TASK BRIEF =
Can all of these lines be returned exactly?

--- Start DATASET RECORDS ---

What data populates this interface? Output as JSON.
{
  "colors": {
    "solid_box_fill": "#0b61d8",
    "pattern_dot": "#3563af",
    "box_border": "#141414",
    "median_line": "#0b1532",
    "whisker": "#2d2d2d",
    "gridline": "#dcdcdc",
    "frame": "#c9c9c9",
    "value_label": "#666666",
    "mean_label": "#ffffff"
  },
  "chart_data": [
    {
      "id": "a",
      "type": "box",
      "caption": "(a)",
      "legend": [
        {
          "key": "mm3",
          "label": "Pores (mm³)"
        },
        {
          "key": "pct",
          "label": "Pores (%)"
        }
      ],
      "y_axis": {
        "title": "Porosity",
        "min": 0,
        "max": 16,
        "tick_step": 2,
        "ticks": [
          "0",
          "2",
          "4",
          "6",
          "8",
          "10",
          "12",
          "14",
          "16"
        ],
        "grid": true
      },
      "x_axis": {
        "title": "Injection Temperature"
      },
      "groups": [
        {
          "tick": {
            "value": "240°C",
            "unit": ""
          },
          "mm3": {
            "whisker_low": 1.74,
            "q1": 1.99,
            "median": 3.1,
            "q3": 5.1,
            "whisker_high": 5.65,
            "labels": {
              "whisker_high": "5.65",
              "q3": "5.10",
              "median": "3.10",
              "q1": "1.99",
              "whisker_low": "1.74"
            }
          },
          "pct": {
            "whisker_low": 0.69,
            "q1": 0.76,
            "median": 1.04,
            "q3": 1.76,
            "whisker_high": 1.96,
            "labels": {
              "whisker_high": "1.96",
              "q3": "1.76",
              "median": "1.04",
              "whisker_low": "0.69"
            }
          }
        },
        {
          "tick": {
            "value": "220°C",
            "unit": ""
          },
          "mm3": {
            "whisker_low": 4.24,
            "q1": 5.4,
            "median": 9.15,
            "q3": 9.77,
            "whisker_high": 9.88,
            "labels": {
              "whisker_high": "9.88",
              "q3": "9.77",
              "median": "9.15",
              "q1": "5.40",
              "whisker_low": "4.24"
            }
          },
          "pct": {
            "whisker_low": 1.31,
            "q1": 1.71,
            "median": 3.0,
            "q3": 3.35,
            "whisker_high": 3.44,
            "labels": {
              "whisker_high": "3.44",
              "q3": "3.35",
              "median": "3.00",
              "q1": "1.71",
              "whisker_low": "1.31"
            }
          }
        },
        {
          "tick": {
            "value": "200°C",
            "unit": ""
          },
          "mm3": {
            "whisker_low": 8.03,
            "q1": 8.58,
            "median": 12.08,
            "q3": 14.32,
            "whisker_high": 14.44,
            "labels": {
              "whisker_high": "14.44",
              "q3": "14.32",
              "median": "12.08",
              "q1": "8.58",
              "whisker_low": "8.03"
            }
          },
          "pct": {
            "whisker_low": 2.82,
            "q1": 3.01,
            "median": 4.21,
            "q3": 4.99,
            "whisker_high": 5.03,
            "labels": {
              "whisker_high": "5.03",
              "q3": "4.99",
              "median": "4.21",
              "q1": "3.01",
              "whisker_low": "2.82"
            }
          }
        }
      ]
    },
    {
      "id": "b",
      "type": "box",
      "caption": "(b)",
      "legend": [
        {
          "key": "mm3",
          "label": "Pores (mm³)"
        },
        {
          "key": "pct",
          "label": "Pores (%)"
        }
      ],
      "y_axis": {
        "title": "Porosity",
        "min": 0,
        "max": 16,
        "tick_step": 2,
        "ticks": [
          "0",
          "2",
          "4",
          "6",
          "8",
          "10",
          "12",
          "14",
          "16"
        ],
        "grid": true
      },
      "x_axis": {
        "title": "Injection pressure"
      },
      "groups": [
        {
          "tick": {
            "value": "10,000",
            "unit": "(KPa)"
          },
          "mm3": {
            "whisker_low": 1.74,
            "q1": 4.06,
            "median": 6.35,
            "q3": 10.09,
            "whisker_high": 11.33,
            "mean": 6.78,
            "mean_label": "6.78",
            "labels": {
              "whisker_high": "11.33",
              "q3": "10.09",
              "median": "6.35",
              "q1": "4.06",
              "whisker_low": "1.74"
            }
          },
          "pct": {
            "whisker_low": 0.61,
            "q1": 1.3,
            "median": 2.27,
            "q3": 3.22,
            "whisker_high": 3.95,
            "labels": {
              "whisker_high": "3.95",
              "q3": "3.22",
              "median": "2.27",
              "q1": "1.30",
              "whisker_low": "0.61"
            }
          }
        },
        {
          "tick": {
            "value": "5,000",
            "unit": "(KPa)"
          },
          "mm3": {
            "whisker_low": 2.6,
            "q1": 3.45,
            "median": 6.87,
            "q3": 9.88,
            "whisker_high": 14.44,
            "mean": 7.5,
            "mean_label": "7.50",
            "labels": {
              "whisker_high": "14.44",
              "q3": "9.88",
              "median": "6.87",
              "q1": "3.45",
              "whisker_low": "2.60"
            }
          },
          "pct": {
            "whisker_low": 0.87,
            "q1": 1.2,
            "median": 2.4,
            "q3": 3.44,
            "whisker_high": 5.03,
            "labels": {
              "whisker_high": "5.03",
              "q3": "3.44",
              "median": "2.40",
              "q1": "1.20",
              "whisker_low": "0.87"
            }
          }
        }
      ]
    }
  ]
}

--- End DATASET RECORDS ---

REPLY TO THE EXERCISE =
What data populates this interface? Output as JSON.
{
  "colors": {
    "solid_box_fill": "#0b61d8",
    "pattern_dot": "#3563af",
    "box_border": "#141414",
    "median_line": "#0b1532",
    "whisker": "#2d2d2d",
    "gridline": "#dcdcdc",
    "frame": "#c9c9c9",
    "value_label": "#666666",
    "mean_label": "#ffffff"
  },
  "chart_data": [
    {
      "id": "a",
      "type": "box",
      "caption": "(a)",
      "legend": [
        {
          "key": "mm3",
          "label": "Pores (mm³)"
        },
        {
          "key": "pct",
          "label": "Pores (%)"
        }
      ],
      "y_axis": {
        "title": "Porosity",
        "min": 0,
        "max": 16,
        "tick_step": 2,
        "ticks": [
          "0",
          "2",
          "4",
          "6",
          "8",
          "10",
          "12",
          "14",
          "16"
        ],
        "grid": true
      },
      "x_axis": {
        "title": "Injection Temperature"
      },
      "groups": [
        {
          "tick": {
            "value": "240°C",
            "unit": ""
          },
          "mm3": {
            "whisker_low": 1.74,
            "q1": 1.99,
            "median": 3.1,
            "q3": 5.1,
            "whisker_high": 5.65,
            "labels": {
              "whisker_high": "5.65",
              "q3": "5.10",
              "median": "3.10",
              "q1": "1.99",
              "whisker_low": "1.74"
            }
          },
          "pct": {
            "whisker_low": 0.69,
            "q1": 0.76,
            "median": 1.04,
            "q3": 1.76,
            "whisker_high": 1.96,
            "labels": {
              "whisker_high": "1.96",
              "q3": "1.76",
              "median": "1.04",
              "whisker_low": "0.69"
            }
          }
        },
        {
          "tick": {
            "value": "220°C",
            "unit": ""
          },
          "mm3": {
            "whisker_low": 4.24,
            "q1": 5.4,
            "median": 9.15,
            "q3": 9.77,
            "whisker_high": 9.88,
            "labels": {
              "whisker_high": "9.88",
              "q3": "9.77",
              "median": "9.15",
              "q1": "5.40",
              "whisker_low": "4.24"
            }
          },
          "pct": {
            "whisker_low": 1.31,
            "q1": 1.71,
            "median": 3.0,
            "q3": 3.35,
            "whisker_high": 3.44,
            "labels": {
              "whisker_high": "3.44",
              "q3": "3.35",
              "median": "3.00",
              "q1": "1.71",
              "whisker_low": "1.31"
            }
          }
        },
        {
          "tick": {
            "value": "200°C",
            "unit": ""
          },
          "mm3": {
            "whisker_low": 8.03,
            "q1": 8.58,
            "median": 12.08,
            "q3": 14.32,
            "whisker_high": 14.44,
            "labels": {
              "whisker_high": "14.44",
              "q3": "14.32",
              "median": "12.08",
              "q1": "8.58",
              "whisker_low": "8.03"
            }
          },
          "pct": {
            "whisker_low": 2.82,
            "q1": 3.01,
            "median": 4.21,
            "q3": 4.99,
            "whisker_high": 5.03,
            "labels": {
              "whisker_high": "5.03",
              "q3": "4.99",
              "median": "4.21",
              "q1": "3.01",
              "whisker_low": "2.82"
            }
          }
        }
      ]
    },
    {
      "id": "b",
      "type": "box",
      "caption": "(b)",
      "legend": [
        {
          "key": "mm3",
          "label": "Pores (mm³)"
        },
        {
          "key": "pct",
          "label": "Pores (%)"
        }
      ],
      "y_axis": {
        "title": "Porosity",
        "min": 0,
        "max": 16,
        "tick_step": 2,
        "ticks": [
          "0",
          "2",
          "4",
          "6",
          "8",
          "10",
          "12",
          "14",
          "16"
        ],
        "grid": true
      },
      "x_axis": {
        "title": "Injection pressure"
      },
      "groups": [
        {
          "tick": {
            "value": "10,000",
            "unit": "(KPa)"
          },
          "mm3": {
            "whisker_low": 1.74,
            "q1": 4.06,
            "median": 6.35,
            "q3": 10.09,
            "whisker_high": 11.33,
            "mean": 6.78,
            "mean_label": "6.78",
            "labels": {
              "whisker_high": "11.33",
              "q3": "10.09",
              "median": "6.35",
              "q1": "4.06",
              "whisker_low": "1.74"
            }
          },
          "pct": {
            "whisker_low": 0.61,
            "q1": 1.3,
            "median": 2.27,
            "q3": 3.22,
            "whisker_high": 3.95,
            "labels": {
              "whisker_high": "3.95",
              "q3": "3.22",
              "median": "2.27",
              "q1": "1.30",
              "whisker_low": "0.61"
            }
          }
        },
        {
          "tick": {
            "value": "5,000",
            "unit": "(KPa)"
          },
          "mm3": {
            "whisker_low": 2.6,
            "q1": 3.45,
            "median": 6.87,
            "q3": 9.88,
            "whisker_high": 14.44,
            "mean": 7.5,
            "mean_label": "7.50",
            "labels": {
              "whisker_high": "14.44",
              "q3": "9.88",
              "median": "6.87",
              "q1": "3.45",
              "whisker_low": "2.60"
            }
          },
          "pct": {
            "whisker_low": 0.87,
            "q1": 1.2,
            "median": 2.4,
            "q3": 3.44,
            "whisker_high": 5.03,
            "labels": {
              "whisker_high": "5.03",
              "q3": "3.44",
              "median": "2.40",
              "q1": "1.20",
              "whisker_low": "0.87"
            }
          }
        }
      ]
    }
  ]
}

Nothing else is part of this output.